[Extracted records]
---+---

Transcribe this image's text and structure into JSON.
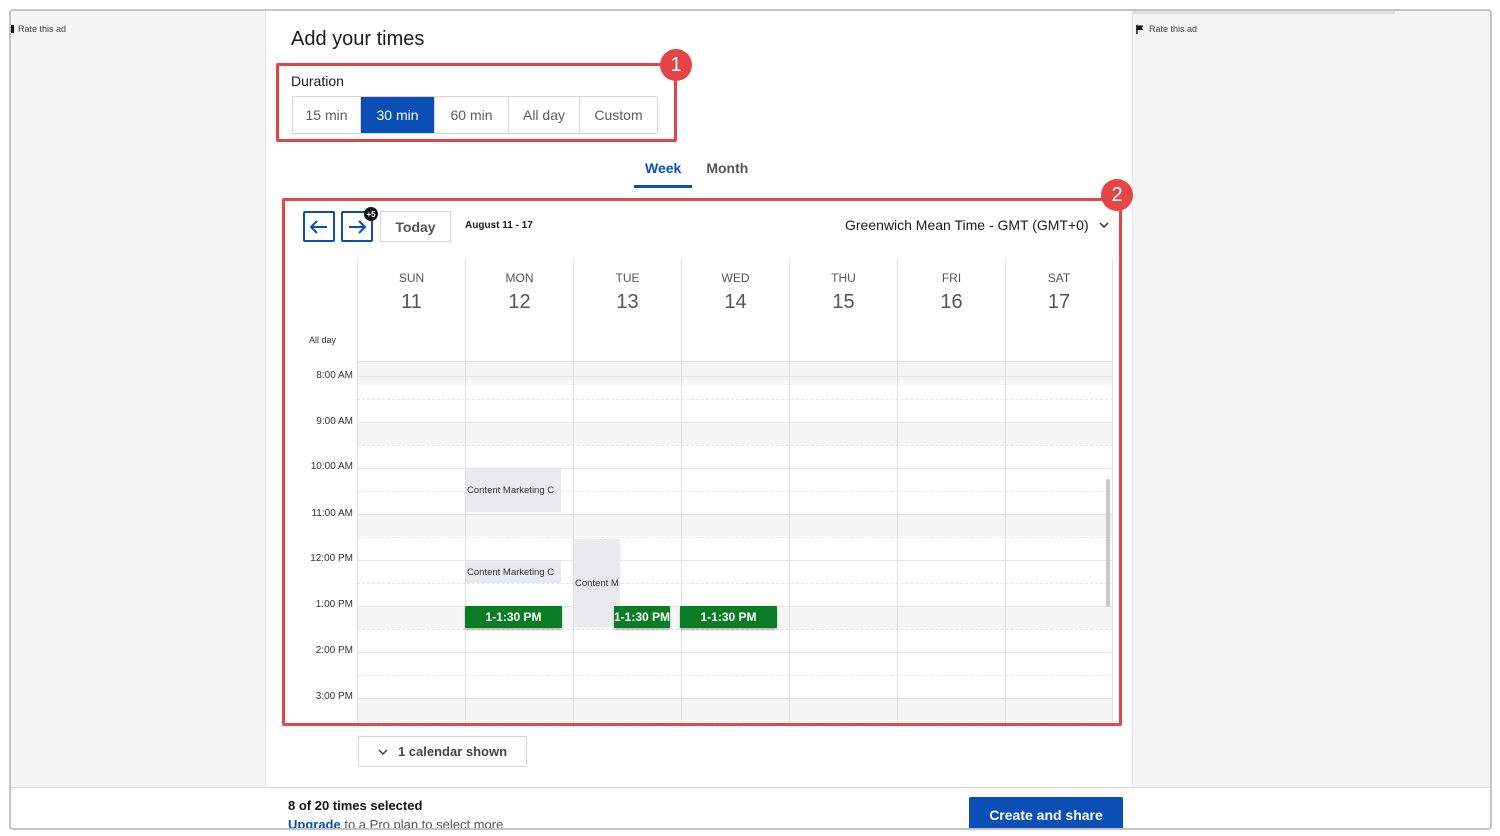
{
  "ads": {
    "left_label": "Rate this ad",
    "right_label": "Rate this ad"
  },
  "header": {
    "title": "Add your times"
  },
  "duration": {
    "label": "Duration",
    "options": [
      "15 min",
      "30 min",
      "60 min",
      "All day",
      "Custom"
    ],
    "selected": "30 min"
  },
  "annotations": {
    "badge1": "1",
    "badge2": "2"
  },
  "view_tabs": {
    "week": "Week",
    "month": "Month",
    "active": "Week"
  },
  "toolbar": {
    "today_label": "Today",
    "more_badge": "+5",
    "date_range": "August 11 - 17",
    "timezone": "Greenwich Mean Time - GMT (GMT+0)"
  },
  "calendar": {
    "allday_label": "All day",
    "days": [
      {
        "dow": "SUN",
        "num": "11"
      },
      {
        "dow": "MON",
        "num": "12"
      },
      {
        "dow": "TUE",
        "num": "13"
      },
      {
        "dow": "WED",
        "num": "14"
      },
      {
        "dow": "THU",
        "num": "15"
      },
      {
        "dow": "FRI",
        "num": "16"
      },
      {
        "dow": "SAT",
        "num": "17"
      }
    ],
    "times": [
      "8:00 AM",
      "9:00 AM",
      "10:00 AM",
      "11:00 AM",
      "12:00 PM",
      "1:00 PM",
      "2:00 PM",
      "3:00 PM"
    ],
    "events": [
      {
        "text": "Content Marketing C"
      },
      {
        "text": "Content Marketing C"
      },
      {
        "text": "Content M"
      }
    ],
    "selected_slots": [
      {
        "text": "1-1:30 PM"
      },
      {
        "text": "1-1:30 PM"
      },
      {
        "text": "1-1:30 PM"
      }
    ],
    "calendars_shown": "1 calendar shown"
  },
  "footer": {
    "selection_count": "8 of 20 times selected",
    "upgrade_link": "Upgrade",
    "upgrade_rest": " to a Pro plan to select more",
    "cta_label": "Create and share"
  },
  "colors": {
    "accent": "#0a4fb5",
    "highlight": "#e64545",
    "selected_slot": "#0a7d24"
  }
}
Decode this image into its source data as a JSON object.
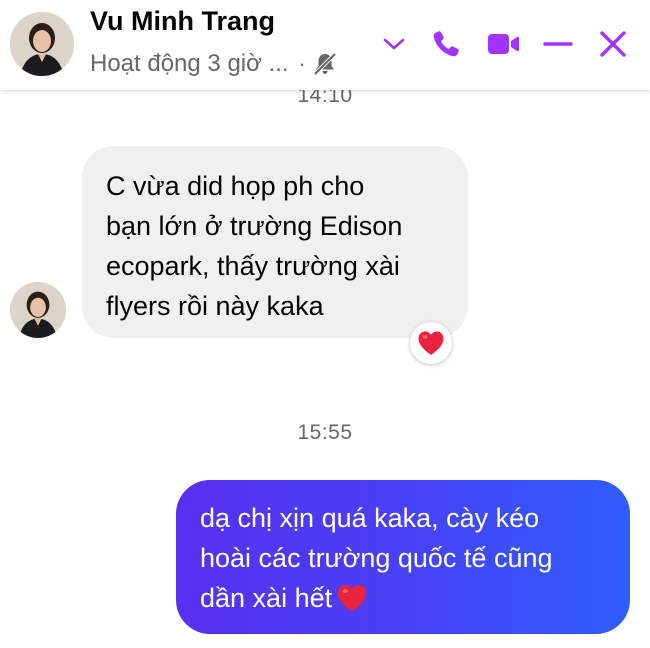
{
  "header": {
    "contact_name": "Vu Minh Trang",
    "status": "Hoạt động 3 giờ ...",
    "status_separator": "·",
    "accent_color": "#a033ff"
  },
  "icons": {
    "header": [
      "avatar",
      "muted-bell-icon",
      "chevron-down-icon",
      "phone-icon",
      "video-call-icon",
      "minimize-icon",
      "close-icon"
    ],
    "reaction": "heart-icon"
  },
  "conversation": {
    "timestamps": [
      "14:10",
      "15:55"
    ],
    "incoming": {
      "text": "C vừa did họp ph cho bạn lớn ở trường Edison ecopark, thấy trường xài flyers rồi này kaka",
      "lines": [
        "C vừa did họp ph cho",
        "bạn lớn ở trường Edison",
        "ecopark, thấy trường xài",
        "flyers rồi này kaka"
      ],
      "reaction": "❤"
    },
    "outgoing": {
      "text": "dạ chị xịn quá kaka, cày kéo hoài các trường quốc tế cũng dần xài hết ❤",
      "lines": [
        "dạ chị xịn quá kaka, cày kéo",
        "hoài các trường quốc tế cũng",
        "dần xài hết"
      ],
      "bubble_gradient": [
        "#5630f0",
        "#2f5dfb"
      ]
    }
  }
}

---+---

• _Instructions to follow_: Give the count of lines holding the word "quốc" and nothing more.

• _Solution to this exercise_: 2